>> begin Input data

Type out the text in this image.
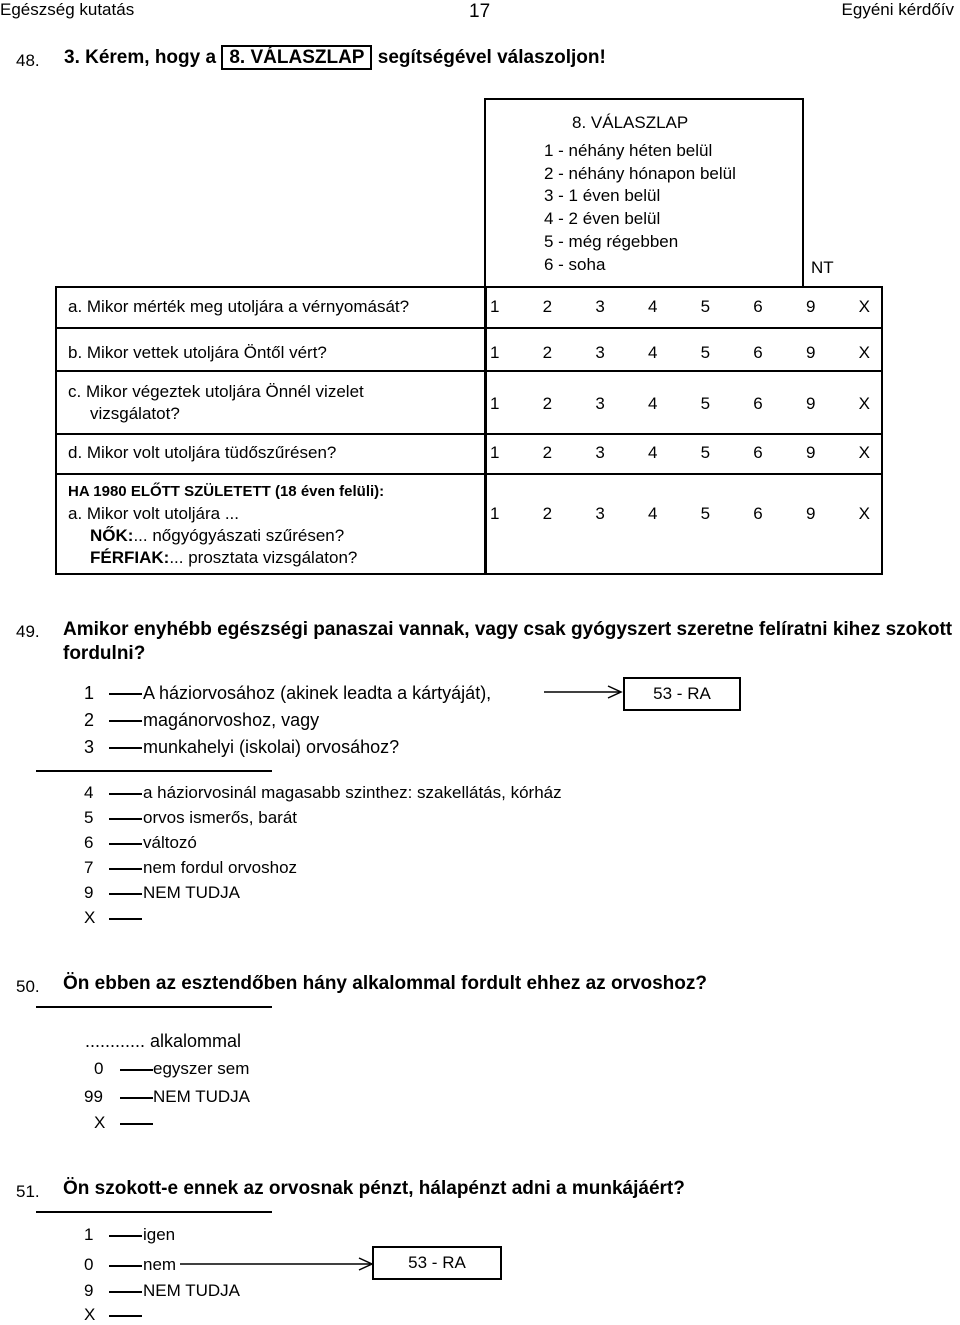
Egészség kutatás	17	Egyéni kérdőív
48. 3. Kérem, hogy a 8. VÁLASZLAP segítségével válaszoljon!
8. VÁLASZLAP
1 - néhány héten belül
2 - néhány hónapon belül
3 - 1 éven belül
4 - 2 éven belül
5 - még régebben
6 - soha	NT
a. Mikor mérték meg utoljára a vérnyomását?	1	2	3	4	5	6	9	X
b. Mikor vettek utoljára Öntől vért?	1	2	3	4	5	6	9	X
c. Mikor végeztek utoljára Önnél vizelet
vizsgálatot?
1	2	3	4	5	6	9	X
d. Mikor volt utoljára tüdőszűrésen?	1	2	3	4	5	6	9	X
HA 1980 ELŐTT SZÜLETETT (18 éven felüli):
a. Mikor volt utoljára ...
NŐK:... nőgyógyászati szűrésen?
FÉRFIAK:... prosztata vizsgálaton?
1	2	3	4	5	6	9	X
49. Amikor enyhébb egészségi panaszai vannak, vagy csak gyógyszert szeretne felíratni kihez szokott fordulni?
1	A háziorvosához (akinek leadta a kártyáját),	53 - RA
2	magánorvoshoz, vagy
3	munkahelyi (iskolai) orvosához?
4	a háziorvosinál magasabb szinthez: szakellátás, kórház
5	orvos ismerős, barát
6	változó
7	nem fordul orvoshoz
9	NEM TUDJA
X
50. Ön ebben az esztendőben hány alkalommal fordult ehhez az orvoshoz?
............ alkalommal
0	egyszer sem
99	NEM TUDJA
X
51. Ön szokott-e ennek az orvosnak pénzt, hálapénzt adni a munkájáért?
1	igen
0	nem	53 - RA
9	NEM TUDJA
X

>> end Input data

- [Exercise objective]
Quote the entries in full. Any image among them is to be omitted from the copy.

- [Worked answer]
Type out the text in this image.
Egészség kutatás	17	Egyéni kérdőív
48. 3. Kérem, hogy a 8. VÁLASZLAP segítségével válaszoljon!
8. VÁLASZLAP
1 - néhány héten belül
2 - néhány hónapon belül
3 - 1 éven belül
4 - 2 éven belül
5 - még régebben
6 - soha	NT
a. Mikor mérték meg utoljára a vérnyomását?	1	2	3	4	5	6	9	X
b. Mikor vettek utoljára Öntől vért?	1	2	3	4	5	6	9	X
c. Mikor végeztek utoljára Önnél vizelet
vizsgálatot?
1	2	3	4	5	6	9	X
d. Mikor volt utoljára tüdőszűrésen?	1	2	3	4	5	6	9	X
HA 1980 ELŐTT SZÜLETETT (18 éven felüli):
a. Mikor volt utoljára ...
NŐK:... nőgyógyászati szűrésen?
FÉRFIAK:... prosztata vizsgálaton?
1	2	3	4	5	6	9	X
49. Amikor enyhébb egészségi panaszai vannak, vagy csak gyógyszert szeretne felíratni kihez szokott fordulni?
1	A háziorvosához (akinek leadta a kártyáját),	53 - RA
2	magánorvoshoz, vagy
3	munkahelyi (iskolai) orvosához?
4	a háziorvosinál magasabb szinthez: szakellátás, kórház
5	orvos ismerős, barát
6	változó
7	nem fordul orvoshoz
9	NEM TUDJA
X
50. Ön ebben az esztendőben hány alkalommal fordult ehhez az orvoshoz?
............ alkalommal
0	egyszer sem
99	NEM TUDJA
X
51. Ön szokott-e ennek az orvosnak pénzt, hálapénzt adni a munkájáért?
1	igen
0	nem	53 - RA
9	NEM TUDJA
X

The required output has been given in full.